• [Available data]
┌────────
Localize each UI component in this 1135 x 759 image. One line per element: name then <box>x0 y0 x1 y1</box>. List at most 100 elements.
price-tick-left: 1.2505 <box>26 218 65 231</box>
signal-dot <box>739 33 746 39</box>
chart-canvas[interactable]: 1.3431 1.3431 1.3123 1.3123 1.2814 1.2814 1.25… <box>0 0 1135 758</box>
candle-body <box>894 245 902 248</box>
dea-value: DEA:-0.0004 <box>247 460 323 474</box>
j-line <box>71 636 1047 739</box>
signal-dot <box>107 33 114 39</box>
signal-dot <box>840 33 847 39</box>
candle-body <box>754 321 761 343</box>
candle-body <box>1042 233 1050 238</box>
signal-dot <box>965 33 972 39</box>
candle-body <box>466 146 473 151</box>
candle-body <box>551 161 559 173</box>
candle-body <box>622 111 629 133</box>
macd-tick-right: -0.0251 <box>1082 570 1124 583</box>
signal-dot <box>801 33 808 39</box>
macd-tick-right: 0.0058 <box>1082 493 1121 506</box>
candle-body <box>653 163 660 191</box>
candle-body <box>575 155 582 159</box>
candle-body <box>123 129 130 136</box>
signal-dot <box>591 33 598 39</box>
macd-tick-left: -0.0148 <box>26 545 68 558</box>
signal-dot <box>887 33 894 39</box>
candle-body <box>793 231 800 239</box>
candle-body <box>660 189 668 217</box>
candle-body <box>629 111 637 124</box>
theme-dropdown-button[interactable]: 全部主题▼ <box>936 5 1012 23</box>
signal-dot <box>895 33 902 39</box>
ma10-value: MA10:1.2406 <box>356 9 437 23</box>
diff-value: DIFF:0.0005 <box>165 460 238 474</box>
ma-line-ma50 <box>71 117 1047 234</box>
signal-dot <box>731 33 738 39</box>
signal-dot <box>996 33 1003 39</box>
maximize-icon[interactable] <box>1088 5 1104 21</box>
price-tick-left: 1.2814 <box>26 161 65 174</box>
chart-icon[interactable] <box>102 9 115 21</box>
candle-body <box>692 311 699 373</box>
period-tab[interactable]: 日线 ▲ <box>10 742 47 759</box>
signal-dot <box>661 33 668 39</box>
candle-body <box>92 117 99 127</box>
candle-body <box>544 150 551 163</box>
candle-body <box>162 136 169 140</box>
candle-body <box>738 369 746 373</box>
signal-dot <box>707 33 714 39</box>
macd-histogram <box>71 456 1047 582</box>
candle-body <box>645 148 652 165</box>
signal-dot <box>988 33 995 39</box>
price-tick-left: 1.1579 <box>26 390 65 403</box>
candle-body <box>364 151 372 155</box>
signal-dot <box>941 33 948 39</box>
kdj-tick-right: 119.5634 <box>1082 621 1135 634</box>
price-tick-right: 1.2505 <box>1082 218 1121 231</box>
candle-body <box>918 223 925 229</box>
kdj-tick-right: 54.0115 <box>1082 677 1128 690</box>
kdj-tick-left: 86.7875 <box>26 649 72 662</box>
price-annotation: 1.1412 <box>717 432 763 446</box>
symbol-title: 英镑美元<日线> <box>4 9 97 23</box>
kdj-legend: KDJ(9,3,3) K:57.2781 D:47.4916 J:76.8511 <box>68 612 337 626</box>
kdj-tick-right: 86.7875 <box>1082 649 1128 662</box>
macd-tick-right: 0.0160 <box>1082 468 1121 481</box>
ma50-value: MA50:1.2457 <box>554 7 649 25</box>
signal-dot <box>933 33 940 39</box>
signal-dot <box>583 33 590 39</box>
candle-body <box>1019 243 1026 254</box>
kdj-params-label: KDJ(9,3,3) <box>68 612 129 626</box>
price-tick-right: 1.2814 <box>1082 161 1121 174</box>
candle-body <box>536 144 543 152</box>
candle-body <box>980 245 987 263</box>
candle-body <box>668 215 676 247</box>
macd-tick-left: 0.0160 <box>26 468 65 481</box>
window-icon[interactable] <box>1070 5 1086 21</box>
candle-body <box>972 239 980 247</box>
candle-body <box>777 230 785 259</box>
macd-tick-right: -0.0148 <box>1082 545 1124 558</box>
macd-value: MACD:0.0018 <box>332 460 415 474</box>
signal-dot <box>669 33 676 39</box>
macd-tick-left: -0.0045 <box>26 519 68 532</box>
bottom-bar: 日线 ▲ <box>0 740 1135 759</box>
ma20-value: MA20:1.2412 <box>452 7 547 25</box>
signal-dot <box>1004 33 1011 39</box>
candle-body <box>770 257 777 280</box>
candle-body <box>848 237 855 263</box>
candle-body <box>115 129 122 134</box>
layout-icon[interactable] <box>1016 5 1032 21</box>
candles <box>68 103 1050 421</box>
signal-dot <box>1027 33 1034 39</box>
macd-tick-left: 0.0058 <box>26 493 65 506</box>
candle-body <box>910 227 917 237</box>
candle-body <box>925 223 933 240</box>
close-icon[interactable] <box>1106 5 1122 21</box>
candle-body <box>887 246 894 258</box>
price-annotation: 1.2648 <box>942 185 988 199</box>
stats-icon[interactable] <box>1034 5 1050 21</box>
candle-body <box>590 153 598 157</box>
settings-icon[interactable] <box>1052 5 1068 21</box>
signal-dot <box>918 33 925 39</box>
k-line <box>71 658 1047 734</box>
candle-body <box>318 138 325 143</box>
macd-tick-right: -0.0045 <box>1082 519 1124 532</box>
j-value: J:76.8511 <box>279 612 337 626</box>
└────────
• [Goal of the exercise] Rewrite every row above with "candle-body" swapped for "candlestick-body" and nothing else changed.

• [Response to this task]
Localize each UI component in this 1135 x 759 image. One line per element: name then <box>x0 y0 x1 y1</box>. List at most 100 elements.
price-tick-left: 1.2505 <box>26 218 65 231</box>
signal-dot <box>739 33 746 39</box>
chart-canvas[interactable]: 1.3431 1.3431 1.3123 1.3123 1.2814 1.2814 1.25… <box>0 0 1135 758</box>
candlestick-body <box>894 245 902 248</box>
dea-value: DEA:-0.0004 <box>247 460 323 474</box>
j-line <box>71 636 1047 739</box>
signal-dot <box>107 33 114 39</box>
signal-dot <box>840 33 847 39</box>
candlestick-body <box>754 321 761 343</box>
candlestick-body <box>1042 233 1050 238</box>
signal-dot <box>965 33 972 39</box>
candlestick-body <box>466 146 473 151</box>
candlestick-body <box>551 161 559 173</box>
candlestick-body <box>622 111 629 133</box>
macd-tick-right: -0.0251 <box>1082 570 1124 583</box>
signal-dot <box>801 33 808 39</box>
macd-tick-right: 0.0058 <box>1082 493 1121 506</box>
candlestick-body <box>653 163 660 191</box>
candlestick-body <box>575 155 582 159</box>
candlestick-body <box>123 129 130 136</box>
signal-dot <box>591 33 598 39</box>
macd-tick-left: -0.0148 <box>26 545 68 558</box>
signal-dot <box>887 33 894 39</box>
candlestick-body <box>793 231 800 239</box>
candlestick-body <box>660 189 668 217</box>
candlestick-body <box>629 111 637 124</box>
theme-dropdown-button[interactable]: 全部主题▼ <box>936 5 1012 23</box>
signal-dot <box>895 33 902 39</box>
ma10-value: MA10:1.2406 <box>356 9 437 23</box>
diff-value: DIFF:0.0005 <box>165 460 238 474</box>
ma-line-ma50 <box>71 117 1047 234</box>
signal-dot <box>731 33 738 39</box>
signal-dot <box>996 33 1003 39</box>
maximize-icon[interactable] <box>1088 5 1104 21</box>
price-tick-left: 1.2814 <box>26 161 65 174</box>
chart-icon[interactable] <box>102 9 115 21</box>
candlestick-body <box>692 311 699 373</box>
period-tab[interactable]: 日线 ▲ <box>10 742 47 759</box>
signal-dot <box>661 33 668 39</box>
candlestick-body <box>92 117 99 127</box>
candlestick-body <box>544 150 551 163</box>
candlestick-body <box>162 136 169 140</box>
candlestick-body <box>738 369 746 373</box>
signal-dot <box>707 33 714 39</box>
macd-histogram <box>71 456 1047 582</box>
candlestick-body <box>645 148 652 165</box>
signal-dot <box>988 33 995 39</box>
price-tick-left: 1.1579 <box>26 390 65 403</box>
candlestick-body <box>364 151 372 155</box>
signal-dot <box>941 33 948 39</box>
kdj-tick-right: 119.5634 <box>1082 621 1135 634</box>
price-tick-right: 1.2505 <box>1082 218 1121 231</box>
candlestick-body <box>918 223 925 229</box>
kdj-tick-right: 54.0115 <box>1082 677 1128 690</box>
kdj-tick-left: 86.7875 <box>26 649 72 662</box>
price-annotation: 1.1412 <box>717 432 763 446</box>
symbol-title: 英镑美元<日线> <box>4 9 97 23</box>
kdj-legend: KDJ(9,3,3) K:57.2781 D:47.4916 J:76.8511 <box>68 612 337 626</box>
kdj-tick-right: 86.7875 <box>1082 649 1128 662</box>
macd-tick-right: 0.0160 <box>1082 468 1121 481</box>
ma50-value: MA50:1.2457 <box>554 7 649 25</box>
signal-dot <box>933 33 940 39</box>
signal-dot <box>583 33 590 39</box>
candlestick-body <box>1019 243 1026 254</box>
kdj-params-label: KDJ(9,3,3) <box>68 612 129 626</box>
price-tick-right: 1.2814 <box>1082 161 1121 174</box>
candlestick-body <box>536 144 543 152</box>
candlestick-body <box>980 245 987 263</box>
candlestick-body <box>668 215 676 247</box>
macd-tick-left: 0.0160 <box>26 468 65 481</box>
window-icon[interactable] <box>1070 5 1086 21</box>
candlestick-body <box>972 239 980 247</box>
candlestick-body <box>777 230 785 259</box>
macd-tick-right: -0.0148 <box>1082 545 1124 558</box>
macd-value: MACD:0.0018 <box>332 460 415 474</box>
signal-dot <box>669 33 676 39</box>
macd-tick-left: -0.0045 <box>26 519 68 532</box>
bottom-bar: 日线 ▲ <box>0 740 1135 759</box>
ma20-value: MA20:1.2412 <box>452 7 547 25</box>
signal-dot <box>1004 33 1011 39</box>
candlestick-body <box>770 257 777 280</box>
candlestick-body <box>848 237 855 263</box>
candlestick-body <box>115 129 122 134</box>
layout-icon[interactable] <box>1016 5 1032 21</box>
candles <box>68 103 1050 421</box>
signal-dot <box>1027 33 1034 39</box>
macd-tick-left: 0.0058 <box>26 493 65 506</box>
candlestick-body <box>910 227 917 237</box>
candlestick-body <box>925 223 933 240</box>
close-icon[interactable] <box>1106 5 1122 21</box>
candlestick-body <box>887 246 894 258</box>
price-annotation: 1.2648 <box>942 185 988 199</box>
stats-icon[interactable] <box>1034 5 1050 21</box>
candlestick-body <box>590 153 598 157</box>
settings-icon[interactable] <box>1052 5 1068 21</box>
signal-dot <box>918 33 925 39</box>
k-line <box>71 658 1047 734</box>
candlestick-body <box>318 138 325 143</box>
macd-tick-right: -0.0045 <box>1082 519 1124 532</box>
j-value: J:76.8511 <box>279 612 337 626</box>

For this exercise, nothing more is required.